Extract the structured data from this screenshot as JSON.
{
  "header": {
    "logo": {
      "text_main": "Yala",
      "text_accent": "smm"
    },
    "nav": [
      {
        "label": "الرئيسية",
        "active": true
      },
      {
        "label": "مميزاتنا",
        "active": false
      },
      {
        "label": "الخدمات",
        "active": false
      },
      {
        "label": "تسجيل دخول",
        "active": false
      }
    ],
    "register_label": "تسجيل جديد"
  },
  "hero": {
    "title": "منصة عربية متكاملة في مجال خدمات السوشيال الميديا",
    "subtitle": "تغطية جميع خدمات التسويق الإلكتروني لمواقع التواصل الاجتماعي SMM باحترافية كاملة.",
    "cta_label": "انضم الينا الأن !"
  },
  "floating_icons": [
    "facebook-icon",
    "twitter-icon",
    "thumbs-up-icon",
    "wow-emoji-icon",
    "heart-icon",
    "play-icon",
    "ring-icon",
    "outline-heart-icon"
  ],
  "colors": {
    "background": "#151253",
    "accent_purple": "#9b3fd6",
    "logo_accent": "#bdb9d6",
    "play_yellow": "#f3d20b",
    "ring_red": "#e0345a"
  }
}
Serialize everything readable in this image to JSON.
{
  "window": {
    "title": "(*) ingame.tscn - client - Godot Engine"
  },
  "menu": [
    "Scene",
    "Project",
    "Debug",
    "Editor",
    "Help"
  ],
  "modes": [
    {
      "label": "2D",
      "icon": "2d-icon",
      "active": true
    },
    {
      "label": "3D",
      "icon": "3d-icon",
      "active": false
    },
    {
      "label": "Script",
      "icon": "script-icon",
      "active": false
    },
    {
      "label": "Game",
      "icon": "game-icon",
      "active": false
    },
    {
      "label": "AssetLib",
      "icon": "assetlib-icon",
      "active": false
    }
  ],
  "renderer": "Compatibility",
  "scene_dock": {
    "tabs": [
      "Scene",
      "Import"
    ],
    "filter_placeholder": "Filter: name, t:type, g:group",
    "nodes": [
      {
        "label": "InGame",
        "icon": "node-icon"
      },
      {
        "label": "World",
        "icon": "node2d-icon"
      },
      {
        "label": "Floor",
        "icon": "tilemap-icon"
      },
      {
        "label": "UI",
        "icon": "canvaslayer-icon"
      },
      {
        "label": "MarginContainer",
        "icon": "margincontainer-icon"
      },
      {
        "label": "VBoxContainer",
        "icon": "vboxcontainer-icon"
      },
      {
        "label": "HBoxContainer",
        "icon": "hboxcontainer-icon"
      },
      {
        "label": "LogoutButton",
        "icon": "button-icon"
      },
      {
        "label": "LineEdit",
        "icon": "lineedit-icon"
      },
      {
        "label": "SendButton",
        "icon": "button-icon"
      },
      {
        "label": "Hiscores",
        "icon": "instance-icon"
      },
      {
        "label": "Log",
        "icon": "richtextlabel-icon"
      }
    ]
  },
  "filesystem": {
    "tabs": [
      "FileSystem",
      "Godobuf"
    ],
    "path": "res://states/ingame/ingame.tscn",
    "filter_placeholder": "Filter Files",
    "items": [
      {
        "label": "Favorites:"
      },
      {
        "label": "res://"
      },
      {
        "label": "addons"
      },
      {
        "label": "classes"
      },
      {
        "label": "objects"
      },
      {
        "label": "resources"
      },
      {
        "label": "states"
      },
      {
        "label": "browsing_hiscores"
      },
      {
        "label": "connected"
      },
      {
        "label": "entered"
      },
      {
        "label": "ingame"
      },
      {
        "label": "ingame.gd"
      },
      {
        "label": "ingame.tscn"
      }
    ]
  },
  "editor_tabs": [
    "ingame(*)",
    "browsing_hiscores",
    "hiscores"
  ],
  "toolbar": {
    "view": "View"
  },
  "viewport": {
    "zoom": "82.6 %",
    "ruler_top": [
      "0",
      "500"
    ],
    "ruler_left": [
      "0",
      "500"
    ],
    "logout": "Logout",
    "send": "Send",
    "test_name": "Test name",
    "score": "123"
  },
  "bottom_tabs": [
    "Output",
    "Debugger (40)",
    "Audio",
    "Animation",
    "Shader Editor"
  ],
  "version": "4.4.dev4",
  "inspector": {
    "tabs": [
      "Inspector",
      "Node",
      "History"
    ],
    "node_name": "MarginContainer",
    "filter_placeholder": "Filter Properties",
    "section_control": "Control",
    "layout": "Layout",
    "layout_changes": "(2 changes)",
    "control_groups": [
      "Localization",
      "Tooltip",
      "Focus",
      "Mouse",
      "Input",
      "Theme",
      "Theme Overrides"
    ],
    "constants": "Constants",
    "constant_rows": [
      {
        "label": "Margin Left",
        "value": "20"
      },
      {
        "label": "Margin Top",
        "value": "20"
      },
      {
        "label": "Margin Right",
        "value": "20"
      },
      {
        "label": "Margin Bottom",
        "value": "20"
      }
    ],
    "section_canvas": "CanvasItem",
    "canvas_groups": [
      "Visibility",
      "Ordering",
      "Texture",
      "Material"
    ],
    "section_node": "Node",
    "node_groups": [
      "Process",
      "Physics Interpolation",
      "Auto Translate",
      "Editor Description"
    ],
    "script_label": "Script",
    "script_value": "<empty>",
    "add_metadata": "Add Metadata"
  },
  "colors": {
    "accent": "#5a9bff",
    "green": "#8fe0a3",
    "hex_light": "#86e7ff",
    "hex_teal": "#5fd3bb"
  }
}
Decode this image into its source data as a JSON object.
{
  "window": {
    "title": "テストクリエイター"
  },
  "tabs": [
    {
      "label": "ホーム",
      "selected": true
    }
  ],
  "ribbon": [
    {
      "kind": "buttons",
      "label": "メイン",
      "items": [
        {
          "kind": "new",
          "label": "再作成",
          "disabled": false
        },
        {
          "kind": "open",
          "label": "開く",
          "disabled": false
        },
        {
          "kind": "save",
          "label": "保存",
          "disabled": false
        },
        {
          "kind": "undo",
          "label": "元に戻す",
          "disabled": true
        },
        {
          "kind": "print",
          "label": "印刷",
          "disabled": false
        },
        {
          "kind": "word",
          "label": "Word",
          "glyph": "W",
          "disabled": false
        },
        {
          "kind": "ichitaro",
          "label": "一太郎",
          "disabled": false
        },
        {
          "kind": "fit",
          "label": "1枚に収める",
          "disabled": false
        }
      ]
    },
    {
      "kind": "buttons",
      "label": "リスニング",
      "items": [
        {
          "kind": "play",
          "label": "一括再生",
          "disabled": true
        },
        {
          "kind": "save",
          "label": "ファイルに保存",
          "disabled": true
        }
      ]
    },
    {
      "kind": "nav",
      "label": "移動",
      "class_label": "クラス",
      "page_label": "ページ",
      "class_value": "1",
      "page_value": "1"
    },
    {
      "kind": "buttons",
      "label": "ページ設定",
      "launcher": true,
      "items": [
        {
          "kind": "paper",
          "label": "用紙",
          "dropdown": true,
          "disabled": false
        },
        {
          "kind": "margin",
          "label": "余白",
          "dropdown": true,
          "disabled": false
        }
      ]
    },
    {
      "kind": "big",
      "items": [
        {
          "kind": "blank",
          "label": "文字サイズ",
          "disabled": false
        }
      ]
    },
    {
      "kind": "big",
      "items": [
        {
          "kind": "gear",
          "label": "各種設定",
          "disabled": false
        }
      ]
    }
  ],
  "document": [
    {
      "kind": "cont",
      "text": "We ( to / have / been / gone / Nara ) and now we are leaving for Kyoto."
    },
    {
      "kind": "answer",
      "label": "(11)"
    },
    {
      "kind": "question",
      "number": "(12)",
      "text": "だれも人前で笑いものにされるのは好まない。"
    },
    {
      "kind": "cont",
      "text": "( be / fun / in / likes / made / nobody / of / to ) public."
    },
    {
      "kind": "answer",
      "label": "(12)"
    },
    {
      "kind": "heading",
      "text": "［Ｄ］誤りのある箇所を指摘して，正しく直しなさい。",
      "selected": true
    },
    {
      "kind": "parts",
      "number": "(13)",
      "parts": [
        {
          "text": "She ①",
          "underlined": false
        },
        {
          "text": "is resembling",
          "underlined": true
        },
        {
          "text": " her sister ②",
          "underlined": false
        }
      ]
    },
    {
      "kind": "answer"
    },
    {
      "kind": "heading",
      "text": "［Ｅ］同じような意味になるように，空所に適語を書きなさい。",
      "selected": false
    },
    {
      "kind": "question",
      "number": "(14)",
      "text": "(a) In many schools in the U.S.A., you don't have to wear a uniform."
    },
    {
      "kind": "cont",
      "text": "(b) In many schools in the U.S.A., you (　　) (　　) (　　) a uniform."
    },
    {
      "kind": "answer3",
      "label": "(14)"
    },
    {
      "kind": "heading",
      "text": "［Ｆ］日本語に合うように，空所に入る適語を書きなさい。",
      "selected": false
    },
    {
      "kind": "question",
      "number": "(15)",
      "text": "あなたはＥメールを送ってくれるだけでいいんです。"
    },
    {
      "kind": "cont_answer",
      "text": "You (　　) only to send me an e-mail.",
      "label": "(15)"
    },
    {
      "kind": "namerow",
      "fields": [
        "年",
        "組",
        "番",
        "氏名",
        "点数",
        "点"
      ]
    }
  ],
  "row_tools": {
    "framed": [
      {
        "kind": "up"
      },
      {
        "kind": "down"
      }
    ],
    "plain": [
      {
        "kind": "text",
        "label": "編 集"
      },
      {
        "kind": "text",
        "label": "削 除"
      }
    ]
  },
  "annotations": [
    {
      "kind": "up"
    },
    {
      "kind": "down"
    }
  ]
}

========================

Directions for this task: Copy out each line of the records that holds the string "JSON".

Finished exercise:
Extract the structured data from this screenshot as JSON.
Serialize everything readable in this image to JSON.
Decode this image into its source data as a JSON object.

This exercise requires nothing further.